Exercise goal
Transcribe all the entries word for word, omitting any pictures they contain.
****************************************
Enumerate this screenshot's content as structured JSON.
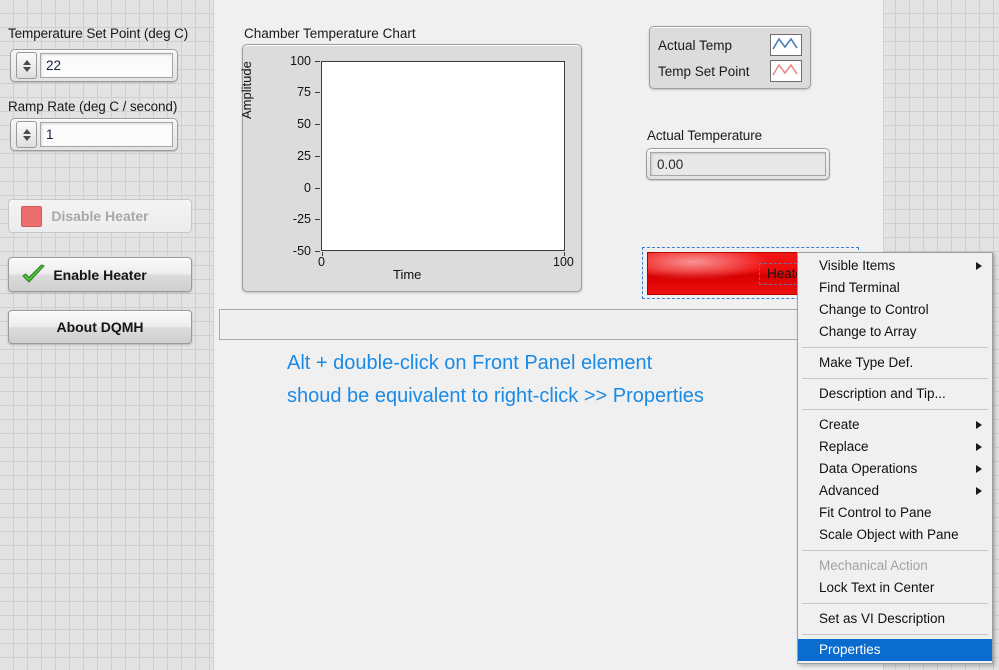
{
  "controls": {
    "setpoint": {
      "label": "Temperature Set Point (deg C)",
      "value": "22"
    },
    "ramp_rate": {
      "label": "Ramp Rate (deg C / second)",
      "value": "1"
    }
  },
  "buttons": {
    "disable_heater": "Disable Heater",
    "enable_heater": "Enable Heater",
    "about": "About DQMH"
  },
  "chart": {
    "title": "Chamber Temperature Chart",
    "legend": [
      {
        "name": "Actual Temp",
        "color": "#4a7ebb"
      },
      {
        "name": "Temp Set Point",
        "color": "#e88b8b"
      }
    ]
  },
  "chart_data": {
    "type": "line",
    "title": "Chamber Temperature Chart",
    "xlabel": "Time",
    "ylabel": "Amplitude",
    "xlim": [
      0,
      100
    ],
    "ylim": [
      -50,
      100
    ],
    "xticks": [
      "0",
      "100"
    ],
    "yticks": [
      "100",
      "75",
      "50",
      "25",
      "0",
      "-25",
      "-50"
    ],
    "grid": false,
    "legend_position": "top-right-external",
    "series": [
      {
        "name": "Actual Temp",
        "color": "#4a7ebb",
        "x": [],
        "y": []
      },
      {
        "name": "Temp Set Point",
        "color": "#e88b8b",
        "x": [],
        "y": []
      }
    ]
  },
  "indicator": {
    "label": "Actual Temperature",
    "value": "0.00"
  },
  "heater": {
    "label": "Heater OFF"
  },
  "annotation": {
    "line1": "Alt + double-click on Front Panel element",
    "line2": "shoud be equivalent to right-click >> Properties",
    "color": "#1a8ae5"
  },
  "context_menu": {
    "items": [
      {
        "label": "Visible Items",
        "submenu": true,
        "disabled": false,
        "highlight": false
      },
      {
        "label": "Find Terminal",
        "submenu": false,
        "disabled": false,
        "highlight": false
      },
      {
        "label": "Change to Control",
        "submenu": false,
        "disabled": false,
        "highlight": false
      },
      {
        "label": "Change to Array",
        "submenu": false,
        "disabled": false,
        "highlight": false
      },
      {
        "separator": true
      },
      {
        "label": "Make Type Def.",
        "submenu": false,
        "disabled": false,
        "highlight": false
      },
      {
        "separator": true
      },
      {
        "label": "Description and Tip...",
        "submenu": false,
        "disabled": false,
        "highlight": false
      },
      {
        "separator": true
      },
      {
        "label": "Create",
        "submenu": true,
        "disabled": false,
        "highlight": false
      },
      {
        "label": "Replace",
        "submenu": true,
        "disabled": false,
        "highlight": false
      },
      {
        "label": "Data Operations",
        "submenu": true,
        "disabled": false,
        "highlight": false
      },
      {
        "label": "Advanced",
        "submenu": true,
        "disabled": false,
        "highlight": false
      },
      {
        "label": "Fit Control to Pane",
        "submenu": false,
        "disabled": false,
        "highlight": false
      },
      {
        "label": "Scale Object with Pane",
        "submenu": false,
        "disabled": false,
        "highlight": false
      },
      {
        "separator": true
      },
      {
        "label": "Mechanical Action",
        "submenu": false,
        "disabled": true,
        "highlight": false
      },
      {
        "label": "Lock Text in Center",
        "submenu": false,
        "disabled": false,
        "highlight": false
      },
      {
        "separator": true
      },
      {
        "label": "Set as VI Description",
        "submenu": false,
        "disabled": false,
        "highlight": false
      },
      {
        "separator": true
      },
      {
        "label": "Properties",
        "submenu": false,
        "disabled": false,
        "highlight": true
      }
    ]
  }
}
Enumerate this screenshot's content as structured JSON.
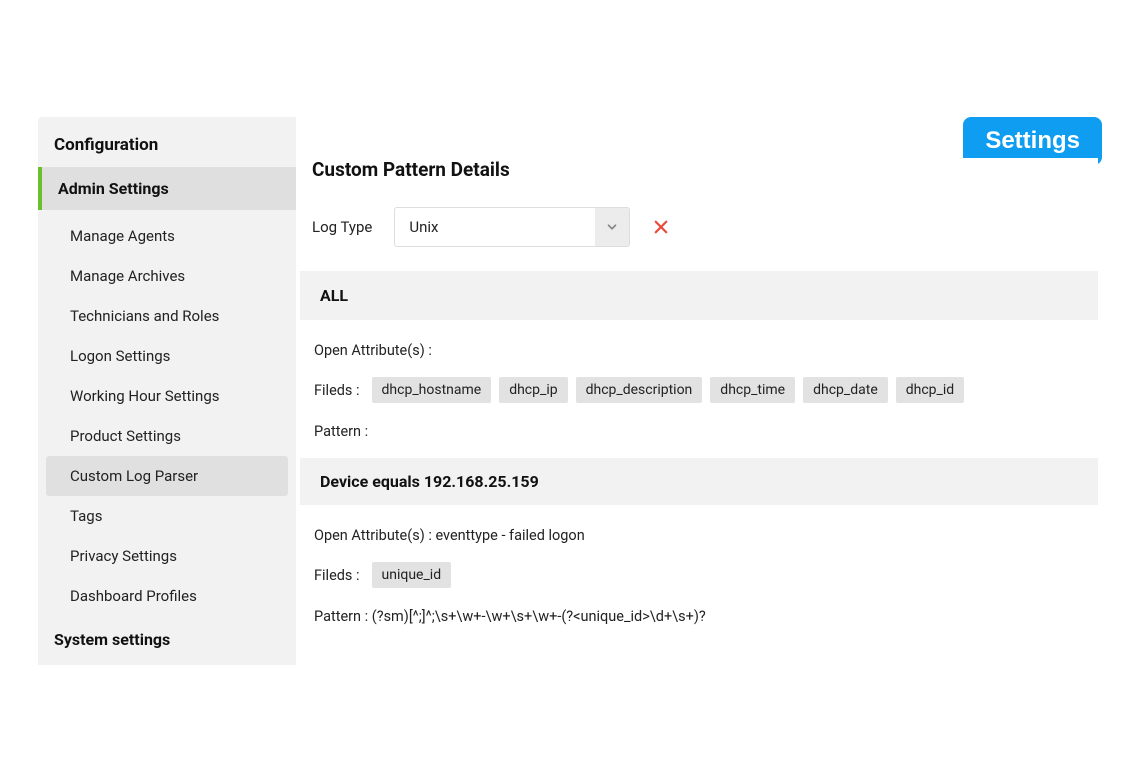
{
  "settingsButton": "Settings",
  "sidebar": {
    "header": "Configuration",
    "sectionTitle": "Admin Settings",
    "items": [
      "Manage Agents",
      "Manage Archives",
      "Technicians and Roles",
      "Logon Settings",
      "Working Hour Settings",
      "Product Settings",
      "Custom Log Parser",
      "Tags",
      "Privacy Settings",
      "Dashboard Profiles"
    ],
    "footerTitle": "System settings"
  },
  "main": {
    "title": "Custom Pattern Details",
    "logTypeLabel": "Log Type",
    "logTypeValue": "Unix",
    "section1": {
      "title": "ALL",
      "openAttrs": "Open Attribute(s) :",
      "fieldsLabel": "Fileds :",
      "fields": [
        "dhcp_hostname",
        "dhcp_ip",
        "dhcp_description",
        "dhcp_time",
        "dhcp_date",
        "dhcp_id"
      ],
      "patternLabel": "Pattern :"
    },
    "section2": {
      "title": "Device equals 192.168.25.159",
      "openAttrs": "Open Attribute(s) : eventtype - failed logon",
      "fieldsLabel": "Fileds :",
      "fields": [
        "unique_id"
      ],
      "pattern": "Pattern : (?sm)[^;]^;\\s+\\w+-\\w+\\s+\\w+-(?<unique_id>\\d+\\s+)?"
    }
  }
}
****************************************
Reply
Enumerate this screenshot's content as structured JSON.
{
  "controls": {
    "setpoint": {
      "label": "Temperature Set Point (deg C)",
      "value": "22"
    },
    "ramp_rate": {
      "label": "Ramp Rate (deg C / second)",
      "value": "1"
    }
  },
  "buttons": {
    "disable_heater": "Disable Heater",
    "enable_heater": "Enable Heater",
    "about": "About DQMH"
  },
  "chart": {
    "title": "Chamber Temperature Chart",
    "legend": [
      {
        "name": "Actual Temp",
        "color": "#4a7ebb"
      },
      {
        "name": "Temp Set Point",
        "color": "#e88b8b"
      }
    ]
  },
  "chart_data": {
    "type": "line",
    "title": "Chamber Temperature Chart",
    "xlabel": "Time",
    "ylabel": "Amplitude",
    "xlim": [
      0,
      100
    ],
    "ylim": [
      -50,
      100
    ],
    "xticks": [
      "0",
      "100"
    ],
    "yticks": [
      "100",
      "75",
      "50",
      "25",
      "0",
      "-25",
      "-50"
    ],
    "grid": false,
    "legend_position": "top-right-external",
    "series": [
      {
        "name": "Actual Temp",
        "color": "#4a7ebb",
        "x": [],
        "y": []
      },
      {
        "name": "Temp Set Point",
        "color": "#e88b8b",
        "x": [],
        "y": []
      }
    ]
  },
  "indicator": {
    "label": "Actual Temperature",
    "value": "0.00"
  },
  "heater": {
    "label": "Heater OFF"
  },
  "annotation": {
    "line1": "Alt + double-click on Front Panel element",
    "line2": "shoud be equivalent to right-click >> Properties",
    "color": "#1a8ae5"
  },
  "context_menu": {
    "items": [
      {
        "label": "Visible Items",
        "submenu": true,
        "disabled": false,
        "highlight": false
      },
      {
        "label": "Find Terminal",
        "submenu": false,
        "disabled": false,
        "highlight": false
      },
      {
        "label": "Change to Control",
        "submenu": false,
        "disabled": false,
        "highlight": false
      },
      {
        "label": "Change to Array",
        "submenu": false,
        "disabled": false,
        "highlight": false
      },
      {
        "separator": true
      },
      {
        "label": "Make Type Def.",
        "submenu": false,
        "disabled": false,
        "highlight": false
      },
      {
        "separator": true
      },
      {
        "label": "Description and Tip...",
        "submenu": false,
        "disabled": false,
        "highlight": false
      },
      {
        "separator": true
      },
      {
        "label": "Create",
        "submenu": true,
        "disabled": false,
        "highlight": false
      },
      {
        "label": "Replace",
        "submenu": true,
        "disabled": false,
        "highlight": false
      },
      {
        "label": "Data Operations",
        "submenu": true,
        "disabled": false,
        "highlight": false
      },
      {
        "label": "Advanced",
        "submenu": true,
        "disabled": false,
        "highlight": false
      },
      {
        "label": "Fit Control to Pane",
        "submenu": false,
        "disabled": false,
        "highlight": false
      },
      {
        "label": "Scale Object with Pane",
        "submenu": false,
        "disabled": false,
        "highlight": false
      },
      {
        "separator": true
      },
      {
        "label": "Mechanical Action",
        "submenu": false,
        "disabled": true,
        "highlight": false
      },
      {
        "label": "Lock Text in Center",
        "submenu": false,
        "disabled": false,
        "highlight": false
      },
      {
        "separator": true
      },
      {
        "label": "Set as VI Description",
        "submenu": false,
        "disabled": false,
        "highlight": false
      },
      {
        "separator": true
      },
      {
        "label": "Properties",
        "submenu": false,
        "disabled": false,
        "highlight": true
      }
    ]
  }
}
Enumerate this screenshot's content as structured JSON.
{
  "settingsButton": "Settings",
  "sidebar": {
    "header": "Configuration",
    "sectionTitle": "Admin Settings",
    "items": [
      "Manage Agents",
      "Manage Archives",
      "Technicians and Roles",
      "Logon Settings",
      "Working Hour Settings",
      "Product Settings",
      "Custom Log Parser",
      "Tags",
      "Privacy Settings",
      "Dashboard Profiles"
    ],
    "footerTitle": "System settings"
  },
  "main": {
    "title": "Custom Pattern Details",
    "logTypeLabel": "Log Type",
    "logTypeValue": "Unix",
    "section1": {
      "title": "ALL",
      "openAttrs": "Open Attribute(s) :",
      "fieldsLabel": "Fileds :",
      "fields": [
        "dhcp_hostname",
        "dhcp_ip",
        "dhcp_description",
        "dhcp_time",
        "dhcp_date",
        "dhcp_id"
      ],
      "patternLabel": "Pattern :"
    },
    "section2": {
      "title": "Device equals 192.168.25.159",
      "openAttrs": "Open Attribute(s) : eventtype - failed logon",
      "fieldsLabel": "Fileds :",
      "fields": [
        "unique_id"
      ],
      "pattern": "Pattern : (?sm)[^;]^;\\s+\\w+-\\w+\\s+\\w+-(?<unique_id>\\d+\\s+)?"
    }
  }
}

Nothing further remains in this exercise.